■ PROBLEM REQUIREMENTS
Transcribe all the entries word for word, skipping the pictures.

■ DATASET ROWS
* BEGIN *

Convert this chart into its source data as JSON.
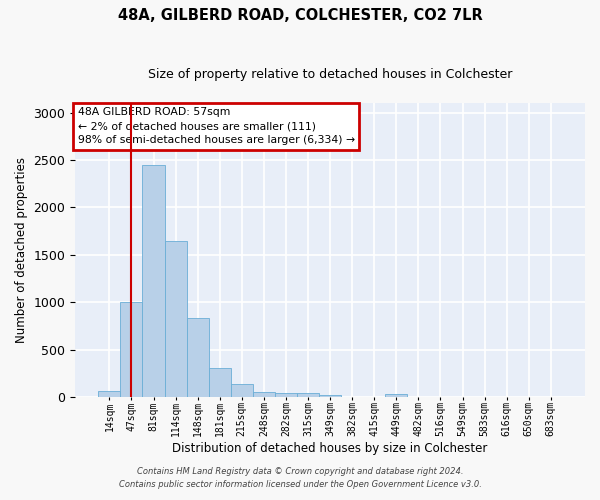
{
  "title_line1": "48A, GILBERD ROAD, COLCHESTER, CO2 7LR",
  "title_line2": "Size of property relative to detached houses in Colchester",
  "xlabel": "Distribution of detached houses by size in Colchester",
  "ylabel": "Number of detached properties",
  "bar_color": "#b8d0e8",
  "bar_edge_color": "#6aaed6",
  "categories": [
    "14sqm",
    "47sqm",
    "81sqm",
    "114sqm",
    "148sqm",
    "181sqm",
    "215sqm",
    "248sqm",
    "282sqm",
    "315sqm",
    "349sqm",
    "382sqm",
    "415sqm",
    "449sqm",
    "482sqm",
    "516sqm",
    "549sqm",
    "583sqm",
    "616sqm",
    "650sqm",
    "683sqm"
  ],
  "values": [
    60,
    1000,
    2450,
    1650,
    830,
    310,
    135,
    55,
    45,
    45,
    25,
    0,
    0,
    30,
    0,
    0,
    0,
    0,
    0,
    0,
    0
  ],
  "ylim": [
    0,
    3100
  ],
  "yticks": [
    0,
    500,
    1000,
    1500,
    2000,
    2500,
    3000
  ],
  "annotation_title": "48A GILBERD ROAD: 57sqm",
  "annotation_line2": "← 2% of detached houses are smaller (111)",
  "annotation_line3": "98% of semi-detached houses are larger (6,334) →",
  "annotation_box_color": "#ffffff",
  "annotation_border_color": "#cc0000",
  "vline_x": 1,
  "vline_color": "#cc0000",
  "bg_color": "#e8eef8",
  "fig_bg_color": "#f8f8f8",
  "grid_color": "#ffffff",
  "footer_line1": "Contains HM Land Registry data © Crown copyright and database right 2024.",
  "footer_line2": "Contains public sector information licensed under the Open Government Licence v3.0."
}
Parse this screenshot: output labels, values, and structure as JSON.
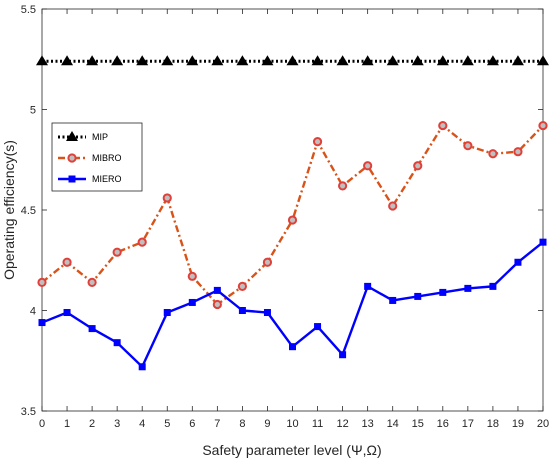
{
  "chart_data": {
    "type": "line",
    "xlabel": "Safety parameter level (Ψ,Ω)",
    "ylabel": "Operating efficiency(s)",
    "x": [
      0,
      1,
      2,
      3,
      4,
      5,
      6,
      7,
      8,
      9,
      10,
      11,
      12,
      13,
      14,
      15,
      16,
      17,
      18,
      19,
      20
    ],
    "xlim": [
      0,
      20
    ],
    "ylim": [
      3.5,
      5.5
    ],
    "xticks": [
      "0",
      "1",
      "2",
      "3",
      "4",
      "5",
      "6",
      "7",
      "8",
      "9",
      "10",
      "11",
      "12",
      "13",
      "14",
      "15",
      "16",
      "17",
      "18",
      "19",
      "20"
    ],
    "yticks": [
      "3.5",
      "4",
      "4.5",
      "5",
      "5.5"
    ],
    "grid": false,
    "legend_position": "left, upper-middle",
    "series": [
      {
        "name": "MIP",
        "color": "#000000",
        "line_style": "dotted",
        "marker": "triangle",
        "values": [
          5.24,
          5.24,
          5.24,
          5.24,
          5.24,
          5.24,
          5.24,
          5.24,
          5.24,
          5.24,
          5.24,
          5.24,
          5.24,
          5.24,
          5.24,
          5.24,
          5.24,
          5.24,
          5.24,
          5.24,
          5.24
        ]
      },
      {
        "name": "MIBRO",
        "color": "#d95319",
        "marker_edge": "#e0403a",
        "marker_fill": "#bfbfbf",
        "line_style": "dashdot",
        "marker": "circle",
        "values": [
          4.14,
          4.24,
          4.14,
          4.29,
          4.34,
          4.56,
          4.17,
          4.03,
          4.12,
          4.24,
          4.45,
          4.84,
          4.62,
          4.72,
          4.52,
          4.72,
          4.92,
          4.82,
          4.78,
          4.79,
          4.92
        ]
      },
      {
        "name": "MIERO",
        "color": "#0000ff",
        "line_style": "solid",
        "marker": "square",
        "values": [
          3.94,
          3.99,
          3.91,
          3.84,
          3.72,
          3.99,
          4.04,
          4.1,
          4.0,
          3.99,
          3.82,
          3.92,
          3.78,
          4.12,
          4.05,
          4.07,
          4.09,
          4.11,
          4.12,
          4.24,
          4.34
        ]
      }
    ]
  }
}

* END *

■ ANSWER TO THIS TASK
Convert this chart into its source data as JSON.
{
  "title_line1": "48A, GILBERD ROAD, COLCHESTER, CO2 7LR",
  "title_line2": "Size of property relative to detached houses in Colchester",
  "xlabel": "Distribution of detached houses by size in Colchester",
  "ylabel": "Number of detached properties",
  "bar_color": "#b8d0e8",
  "bar_edge_color": "#6aaed6",
  "categories": [
    "14sqm",
    "47sqm",
    "81sqm",
    "114sqm",
    "148sqm",
    "181sqm",
    "215sqm",
    "248sqm",
    "282sqm",
    "315sqm",
    "349sqm",
    "382sqm",
    "415sqm",
    "449sqm",
    "482sqm",
    "516sqm",
    "549sqm",
    "583sqm",
    "616sqm",
    "650sqm",
    "683sqm"
  ],
  "values": [
    60,
    1000,
    2450,
    1650,
    830,
    310,
    135,
    55,
    45,
    45,
    25,
    0,
    0,
    30,
    0,
    0,
    0,
    0,
    0,
    0,
    0
  ],
  "ylim": [
    0,
    3100
  ],
  "yticks": [
    0,
    500,
    1000,
    1500,
    2000,
    2500,
    3000
  ],
  "annotation_title": "48A GILBERD ROAD: 57sqm",
  "annotation_line2": "← 2% of detached houses are smaller (111)",
  "annotation_line3": "98% of semi-detached houses are larger (6,334) →",
  "annotation_box_color": "#ffffff",
  "annotation_border_color": "#cc0000",
  "vline_x": 1,
  "vline_color": "#cc0000",
  "bg_color": "#e8eef8",
  "fig_bg_color": "#f8f8f8",
  "grid_color": "#ffffff",
  "footer_line1": "Contains HM Land Registry data © Crown copyright and database right 2024.",
  "footer_line2": "Contains public sector information licensed under the Open Government Licence v3.0."
}
Parse this screenshot: output labels, values, and structure as JSON.
{
  "chart_data": {
    "type": "line",
    "xlabel": "Safety parameter level (Ψ,Ω)",
    "ylabel": "Operating efficiency(s)",
    "x": [
      0,
      1,
      2,
      3,
      4,
      5,
      6,
      7,
      8,
      9,
      10,
      11,
      12,
      13,
      14,
      15,
      16,
      17,
      18,
      19,
      20
    ],
    "xlim": [
      0,
      20
    ],
    "ylim": [
      3.5,
      5.5
    ],
    "xticks": [
      "0",
      "1",
      "2",
      "3",
      "4",
      "5",
      "6",
      "7",
      "8",
      "9",
      "10",
      "11",
      "12",
      "13",
      "14",
      "15",
      "16",
      "17",
      "18",
      "19",
      "20"
    ],
    "yticks": [
      "3.5",
      "4",
      "4.5",
      "5",
      "5.5"
    ],
    "grid": false,
    "legend_position": "left, upper-middle",
    "series": [
      {
        "name": "MIP",
        "color": "#000000",
        "line_style": "dotted",
        "marker": "triangle",
        "values": [
          5.24,
          5.24,
          5.24,
          5.24,
          5.24,
          5.24,
          5.24,
          5.24,
          5.24,
          5.24,
          5.24,
          5.24,
          5.24,
          5.24,
          5.24,
          5.24,
          5.24,
          5.24,
          5.24,
          5.24,
          5.24
        ]
      },
      {
        "name": "MIBRO",
        "color": "#d95319",
        "marker_edge": "#e0403a",
        "marker_fill": "#bfbfbf",
        "line_style": "dashdot",
        "marker": "circle",
        "values": [
          4.14,
          4.24,
          4.14,
          4.29,
          4.34,
          4.56,
          4.17,
          4.03,
          4.12,
          4.24,
          4.45,
          4.84,
          4.62,
          4.72,
          4.52,
          4.72,
          4.92,
          4.82,
          4.78,
          4.79,
          4.92
        ]
      },
      {
        "name": "MIERO",
        "color": "#0000ff",
        "line_style": "solid",
        "marker": "square",
        "values": [
          3.94,
          3.99,
          3.91,
          3.84,
          3.72,
          3.99,
          4.04,
          4.1,
          4.0,
          3.99,
          3.82,
          3.92,
          3.78,
          4.12,
          4.05,
          4.07,
          4.09,
          4.11,
          4.12,
          4.24,
          4.34
        ]
      }
    ]
  }
}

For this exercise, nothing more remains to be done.